Write out the data below in full. Keep it exact.

[Begin]

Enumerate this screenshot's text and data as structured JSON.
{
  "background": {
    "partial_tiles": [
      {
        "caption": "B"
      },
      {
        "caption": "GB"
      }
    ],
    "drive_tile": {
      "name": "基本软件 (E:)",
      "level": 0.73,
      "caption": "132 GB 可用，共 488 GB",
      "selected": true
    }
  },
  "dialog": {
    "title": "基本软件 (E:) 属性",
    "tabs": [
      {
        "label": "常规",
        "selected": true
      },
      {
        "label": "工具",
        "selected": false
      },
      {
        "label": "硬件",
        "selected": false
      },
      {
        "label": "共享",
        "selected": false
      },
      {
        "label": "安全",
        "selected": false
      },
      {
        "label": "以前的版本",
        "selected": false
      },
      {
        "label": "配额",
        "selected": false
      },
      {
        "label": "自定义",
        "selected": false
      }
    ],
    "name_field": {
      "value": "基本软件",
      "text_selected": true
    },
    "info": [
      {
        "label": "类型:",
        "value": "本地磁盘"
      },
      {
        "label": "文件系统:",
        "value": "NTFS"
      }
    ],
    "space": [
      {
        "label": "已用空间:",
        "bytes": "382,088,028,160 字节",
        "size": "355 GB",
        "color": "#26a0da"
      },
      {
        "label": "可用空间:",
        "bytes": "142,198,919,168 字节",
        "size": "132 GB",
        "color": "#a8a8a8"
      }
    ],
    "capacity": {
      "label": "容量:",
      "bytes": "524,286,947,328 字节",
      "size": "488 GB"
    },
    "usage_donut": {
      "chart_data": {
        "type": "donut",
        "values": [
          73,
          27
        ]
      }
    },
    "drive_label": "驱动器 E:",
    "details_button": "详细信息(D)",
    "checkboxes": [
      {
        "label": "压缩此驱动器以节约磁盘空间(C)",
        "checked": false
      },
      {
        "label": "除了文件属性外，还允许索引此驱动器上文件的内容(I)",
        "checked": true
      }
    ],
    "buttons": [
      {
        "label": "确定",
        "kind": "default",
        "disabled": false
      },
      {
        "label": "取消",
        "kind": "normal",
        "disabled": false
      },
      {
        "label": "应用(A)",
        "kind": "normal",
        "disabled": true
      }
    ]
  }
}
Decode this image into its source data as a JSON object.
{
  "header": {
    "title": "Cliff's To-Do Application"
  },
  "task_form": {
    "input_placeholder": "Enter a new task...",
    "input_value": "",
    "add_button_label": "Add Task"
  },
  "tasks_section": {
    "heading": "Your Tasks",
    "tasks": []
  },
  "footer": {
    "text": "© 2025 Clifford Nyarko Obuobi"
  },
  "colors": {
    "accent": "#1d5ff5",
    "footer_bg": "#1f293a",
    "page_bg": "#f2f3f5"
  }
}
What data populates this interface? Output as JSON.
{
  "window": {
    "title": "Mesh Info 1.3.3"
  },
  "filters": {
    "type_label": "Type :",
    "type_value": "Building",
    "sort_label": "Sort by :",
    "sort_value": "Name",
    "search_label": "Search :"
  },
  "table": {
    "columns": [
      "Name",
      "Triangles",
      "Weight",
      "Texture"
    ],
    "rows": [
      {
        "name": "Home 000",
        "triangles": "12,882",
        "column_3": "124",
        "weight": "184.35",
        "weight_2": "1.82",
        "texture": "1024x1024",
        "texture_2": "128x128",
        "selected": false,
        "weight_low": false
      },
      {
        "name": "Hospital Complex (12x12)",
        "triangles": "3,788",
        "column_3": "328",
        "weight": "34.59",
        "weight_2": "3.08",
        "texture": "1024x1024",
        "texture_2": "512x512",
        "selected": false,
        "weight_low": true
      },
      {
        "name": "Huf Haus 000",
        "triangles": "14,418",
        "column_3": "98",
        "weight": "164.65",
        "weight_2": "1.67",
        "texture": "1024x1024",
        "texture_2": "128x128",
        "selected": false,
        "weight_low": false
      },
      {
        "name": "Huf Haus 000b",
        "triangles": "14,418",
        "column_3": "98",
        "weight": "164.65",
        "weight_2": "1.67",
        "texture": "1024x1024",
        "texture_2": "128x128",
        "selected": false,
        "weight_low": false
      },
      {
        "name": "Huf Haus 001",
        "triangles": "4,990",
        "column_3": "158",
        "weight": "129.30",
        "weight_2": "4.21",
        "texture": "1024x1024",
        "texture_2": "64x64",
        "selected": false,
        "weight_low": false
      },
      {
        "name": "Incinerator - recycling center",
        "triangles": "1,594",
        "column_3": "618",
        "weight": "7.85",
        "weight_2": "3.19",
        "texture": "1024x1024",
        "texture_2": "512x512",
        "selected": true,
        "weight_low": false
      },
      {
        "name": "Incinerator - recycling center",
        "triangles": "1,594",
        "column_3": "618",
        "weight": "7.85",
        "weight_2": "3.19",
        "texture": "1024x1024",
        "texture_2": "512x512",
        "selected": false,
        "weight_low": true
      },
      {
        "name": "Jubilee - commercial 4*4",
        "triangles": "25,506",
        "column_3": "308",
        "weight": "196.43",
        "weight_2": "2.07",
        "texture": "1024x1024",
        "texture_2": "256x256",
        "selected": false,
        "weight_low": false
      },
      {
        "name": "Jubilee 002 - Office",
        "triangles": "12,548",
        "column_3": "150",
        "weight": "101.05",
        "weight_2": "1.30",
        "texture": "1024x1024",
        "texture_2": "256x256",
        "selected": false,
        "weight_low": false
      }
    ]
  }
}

[End]

Solution to the exercise ▸
Enumerate this screenshot's text and data as structured JSON.
{
  "background": {
    "partial_tiles": [
      {
        "caption": "B"
      },
      {
        "caption": "GB"
      }
    ],
    "drive_tile": {
      "name": "基本软件 (E:)",
      "level": 0.73,
      "caption": "132 GB 可用，共 488 GB",
      "selected": true
    }
  },
  "dialog": {
    "title": "基本软件 (E:) 属性",
    "tabs": [
      {
        "label": "常规",
        "selected": true
      },
      {
        "label": "工具",
        "selected": false
      },
      {
        "label": "硬件",
        "selected": false
      },
      {
        "label": "共享",
        "selected": false
      },
      {
        "label": "安全",
        "selected": false
      },
      {
        "label": "以前的版本",
        "selected": false
      },
      {
        "label": "配额",
        "selected": false
      },
      {
        "label": "自定义",
        "selected": false
      }
    ],
    "name_field": {
      "value": "基本软件",
      "text_selected": true
    },
    "info": [
      {
        "label": "类型:",
        "value": "本地磁盘"
      },
      {
        "label": "文件系统:",
        "value": "NTFS"
      }
    ],
    "space": [
      {
        "label": "已用空间:",
        "bytes": "382,088,028,160 字节",
        "size": "355 GB",
        "color": "#26a0da"
      },
      {
        "label": "可用空间:",
        "bytes": "142,198,919,168 字节",
        "size": "132 GB",
        "color": "#a8a8a8"
      }
    ],
    "capacity": {
      "label": "容量:",
      "bytes": "524,286,947,328 字节",
      "size": "488 GB"
    },
    "usage_donut": {
      "chart_data": {
        "type": "donut",
        "values": [
          73,
          27
        ]
      }
    },
    "drive_label": "驱动器 E:",
    "details_button": "详细信息(D)",
    "checkboxes": [
      {
        "label": "压缩此驱动器以节约磁盘空间(C)",
        "checked": false
      },
      {
        "label": "除了文件属性外，还允许索引此驱动器上文件的内容(I)",
        "checked": true
      }
    ],
    "buttons": [
      {
        "label": "确定",
        "kind": "default",
        "disabled": false
      },
      {
        "label": "取消",
        "kind": "normal",
        "disabled": false
      },
      {
        "label": "应用(A)",
        "kind": "normal",
        "disabled": true
      }
    ]
  }
}
Decode this image into its source data as a JSON object.
{
  "header": {
    "title": "Cliff's To-Do Application"
  },
  "task_form": {
    "input_placeholder": "Enter a new task...",
    "input_value": "",
    "add_button_label": "Add Task"
  },
  "tasks_section": {
    "heading": "Your Tasks",
    "tasks": []
  },
  "footer": {
    "text": "© 2025 Clifford Nyarko Obuobi"
  },
  "colors": {
    "accent": "#1d5ff5",
    "footer_bg": "#1f293a",
    "page_bg": "#f2f3f5"
  }
}
What data populates this interface? Output as JSON.
{
  "window": {
    "title": "Mesh Info 1.3.3"
  },
  "filters": {
    "type_label": "Type :",
    "type_value": "Building",
    "sort_label": "Sort by :",
    "sort_value": "Name",
    "search_label": "Search :"
  },
  "table": {
    "columns": [
      "Name",
      "Triangles",
      "Weight",
      "Texture"
    ],
    "rows": [
      {
        "name": "Home 000",
        "triangles": "12,882",
        "column_3": "124",
        "weight": "184.35",
        "weight_2": "1.82",
        "texture": "1024x1024",
        "texture_2": "128x128",
        "selected": false,
        "weight_low": false
      },
      {
        "name": "Hospital Complex (12x12)",
        "triangles": "3,788",
        "column_3": "328",
        "weight": "34.59",
        "weight_2": "3.08",
        "texture": "1024x1024",
        "texture_2": "512x512",
        "selected": false,
        "weight_low": true
      },
      {
        "name": "Huf Haus 000",
        "triangles": "14,418",
        "column_3": "98",
        "weight": "164.65",
        "weight_2": "1.67",
        "texture": "1024x1024",
        "texture_2": "128x128",
        "selected": false,
        "weight_low": false
      },
      {
        "name": "Huf Haus 000b",
        "triangles": "14,418",
        "column_3": "98",
        "weight": "164.65",
        "weight_2": "1.67",
        "texture": "1024x1024",
        "texture_2": "128x128",
        "selected": false,
        "weight_low": false
      },
      {
        "name": "Huf Haus 001",
        "triangles": "4,990",
        "column_3": "158",
        "weight": "129.30",
        "weight_2": "4.21",
        "texture": "1024x1024",
        "texture_2": "64x64",
        "selected": false,
        "weight_low": false
      },
      {
        "name": "Incinerator - recycling center",
        "triangles": "1,594",
        "column_3": "618",
        "weight": "7.85",
        "weight_2": "3.19",
        "texture": "1024x1024",
        "texture_2": "512x512",
        "selected": true,
        "weight_low": false
      },
      {
        "name": "Incinerator - recycling center",
        "triangles": "1,594",
        "column_3": "618",
        "weight": "7.85",
        "weight_2": "3.19",
        "texture": "1024x1024",
        "texture_2": "512x512",
        "selected": false,
        "weight_low": true
      },
      {
        "name": "Jubilee - commercial 4*4",
        "triangles": "25,506",
        "column_3": "308",
        "weight": "196.43",
        "weight_2": "2.07",
        "texture": "1024x1024",
        "texture_2": "256x256",
        "selected": false,
        "weight_low": false
      },
      {
        "name": "Jubilee 002 - Office",
        "triangles": "12,548",
        "column_3": "150",
        "weight": "101.05",
        "weight_2": "1.30",
        "texture": "1024x1024",
        "texture_2": "256x256",
        "selected": false,
        "weight_low": false
      }
    ]
  }
}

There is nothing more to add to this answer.